-- START --
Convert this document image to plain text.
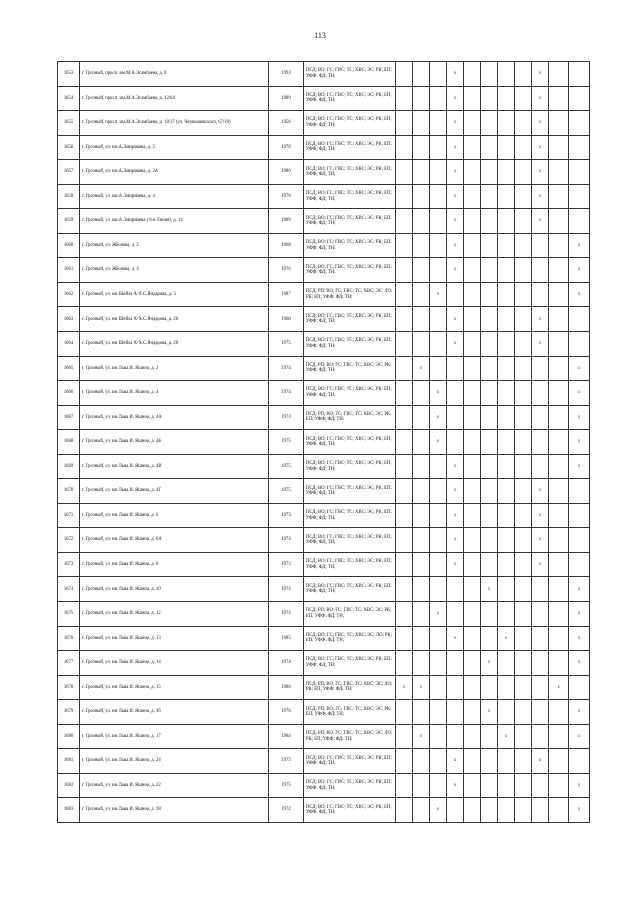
113
1653	г. Грозный, просп. им.М.А.Эсамбаева, д. 8	1993	ПСД; ВО; ГС; ГВС; ТС; ХВС; ЭС; РК; ЕП; УФФ; ФД; ТН;				x					x		
1654	г. Грозный, просп. им.М.А.Эсамбаева, д. 12/64	1989	ПСД; ВО; ГС; ГВС; ТС; ХВС; ЭС; РК; ЕП; УФФ; ФД; ТН;				x					x		
1655	г. Грозный, просп. им.М.А.Эсамбаева, д. 18/37 (ул. Чернышевского, 67/18)	1956	ПСД; ВО; ГС; ГВС; ТС; ХВС; ЭС; РК; ЕП; УФФ; ФД; ТН;				x					x		
1656	г. Грозный, ул. им.А.Эмирмаева, д. 2	1978	ПСД; ВО; ГС; ГВС; ТС; ХВС; ЭС; РК; ЕП; УФФ; ФД; ТН;				x					x		
1657	г. Грозный, ул. им.А.Эмирмаева, д. 2А	1980	ПСД; ВО; ГС; ГВС; ТС; ХВС; ЭС; РК; ЕП; УФФ; ФД; ТН;				x					x		
1658	г. Грозный, ул. им.А.Эмирмаева, д. 4	1978	ПСД; ВО; ГС; ГВС; ТС; ХВС; ЭС; РК; ЕП; УФФ; ФД; ТН;				x					x		
1659	г. Грозный, ул. им.А.Эмирмаева ( 8-я Линия), д. 14	1989	ПСД; ВО; ГС; ГВС; ТС; ХВС; ЭС; РК; ЕП; УФФ; ФД; ТН;				x					x		
1660	г. Грозный, ул. Жбочева, д. 2	1968	ПСД; ВО; ГС; ГВС; ТС; ХВС; ЭС; РК; ЕП; УФФ; ФД; ТН;				x							x
1661	г. Грозный, ул. Жбочева, д. 4	1976	ПСД; ВО; ГС; ГВС; ТС; ХВС; ЭС; РК; ЕП; УФФ; ФД; ТН;				x							x
1662	г. Грозный, ул. им Шейха А-Х.С.Яндарова, д. 3	1987	ПСД; РП; ВО; ГС; ГВС; ТС; ХВС; ЭС; ЛО; РК; ЕП; УФФ; ФД; ТН;			x								x
1663	г. Грозный, ул. им Шейха А-Х.С.Яндарова, д. 26	1960	ПСД; ВО; ГС; ГВС; ТС; ХВС; ЭС; РК; ЕП; УФФ; ФД; ТН;				x					x		
1664	г. Грозный, ул. им Шейха А-Х.С.Яндарова, д. 28	1975	ПСД; ВО; ГС; ГВС; ТС; ХВС; ЭС; РК; ЕП; УФФ; ФД; ТН;				x					x		
1665	г. Грозный, ул. им Льва И. Яшина, д. 2	1974	ПСД; РП; ВО; ГС; ГВС; ТС; ХВС; ЭС; РК; УФФ; ФД; ТН;		x									x
1666	г. Грозный, ул. им Льва И. Яшина, д. 4	1974	ПСД; ВО; ГС; ГВС; ТС; ХВС; ЭС; РК; ЕП; УФФ; ФД; ТН;			x								x
1667	г. Грозный, ул. им Льва И. Яшина, д. 4А	1973	ПСД; РП; ВО; ГС; ГВС; ТС; ХВС; ЭС; РК; ЕП; УФФ; ФД; ТН;			x								x
1668	г. Грозный, ул. им Льва И. Яшина, д. 4Б	1975	ПСД; ВО; ГС; ГВС; ТС; ХВС; ЭС; РК; ЕП; УФФ; ФД; ТН;			x								x
1669	г. Грозный, ул. им Льва И. Яшина, д. 4В	1975	ПСД; ВО; ГС; ГВС; ТС; ХВС; ЭС; РК; ЕП; УФФ; ФД; ТН;				x							x
1670	г. Грозный, ул. им Льва И. Яшина, д. 4Г	1975	ПСД; ВО; ГС; ГВС; ТС; ХВС; ЭС; РК; ЕП; УФФ; ФД; ТН;				x					x		
1671	г. Грозный, ул. им Льва И. Яшина, д. 6	1973	ПСД; ВО; ГС; ГВС; ТС; ХВС; ЭС; РК; ЕП; УФФ; ФД; ТН;				x					x		
1672	г. Грозный, ул. им Льва И. Яшина, д. 6А	1974	ПСД; ВО; ГС; ГВС; ТС; ХВС; ЭС; РК; ЕП; УФФ; ФД; ТН;				x					x		
1673	г. Грозный, ул. им Льва И. Яшина, д. 8	1973	ПСД; ВО; ГС; ГВС; ТС; ХВС; ЭС; РК; ЕП; УФФ; ФД; ТН;				x					x		
1674	г. Грозный, ул. им Льва И. Яшина, д. 10	1974	ПСД; ВО; ГС; ГВС; ТС; ХВС; ЭС; РК; ЕП; УФФ; ФД; ТН;						x					x
1675	г. Грозный, ул. им Льва И. Яшина, д. 12	1974	ПСД; РП; ВО; ГС; ГВС; ТС; ХВС; ЭС; РК; ЕП; УФФ; ФД; ТН;			x								x
1676	г. Грозный, ул. им Льва И. Яшина, д. 13	1985	ПСД; ВО; ГС; ГВС; ТС; ХВС; ЭС; ЛО; РК; ЕП; УФФ; ФД; ТН;				x			x				x
1677	г. Грозный, ул. им Льва И. Яшина, д. 14	1974	ПСД; ВО; ГС; ГВС; ТС; ХВС; ЭС; РК; ЕП; УФФ; ФД; ТН;						x					x
1678	г. Грозный, ул. им Льва И. Яшина, д. 15	1986	ПСД; РП; ВО; ГС; ГВС; ТС; ХВС; ЭС; ЛО; РК; ЕП; УФФ; ФД; ТН;	x	x								x	
1679	г. Грозный, ул. им Льва И. Яшина, д. 16	1976	ПСД; РП; ВО; ГС; ГВС; ТС; ХВС; ЭС; РК; ЕП; УФФ; ФД; ТН;						x					x
1680	г. Грозный, ул. им Льва И. Яшина, д. 17	1984	ПСД; РП; ВО; ГС; ГВС; ТС; ХВС; ЭС; ЛО; РК; ЕП; УФФ; ФД; ТН;		x					x				x
1681	г. Грозный, ул. им Льва И. Яшина, д. 24	1973	ПСД; ВО; ГС; ГВС; ТС; ХВС; ЭС; РК; ЕП; УФФ; ФД; ТН;				x					x		
1682	г. Грозный, ул. им Льва И. Яшина, д. 22	1975	ПСД; ВО; ГС; ГВС; ТС; ХВС; ЭС; РК; ЕП; УФФ; ФД; ТН;				x							x
1683	г. Грозный, ул. им Льва И. Яшина, д. 28	1972	ПСД; ВО; ГС; ГВС; ТС; ХВС; ЭС; РК; ЕП; УФФ; ФД; ТН;			x								x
-- END --
◆ Goal of the exercise
Report all lines of the data that include the word "просп".

◆ Result below
1653	г. Грозный, просп. им.М.А.Эсамбаева, д. 8	1993	ПСД; ВО; ГС; ГВС; ТС; ХВС; ЭС; РК; ЕП; УФФ; ФД; ТН;				x					x		
1654	г. Грозный, просп. им.М.А.Эсамбаева, д. 12/64	1989	ПСД; ВО; ГС; ГВС; ТС; ХВС; ЭС; РК; ЕП; УФФ; ФД; ТН;				x					x		
1655	г. Грозный, просп. им.М.А.Эсамбаева, д. 18/37 (ул. Чернышевского, 67/18)	1956	ПСД; ВО; ГС; ГВС; ТС; ХВС; ЭС; РК; ЕП; УФФ; ФД; ТН;				x					x		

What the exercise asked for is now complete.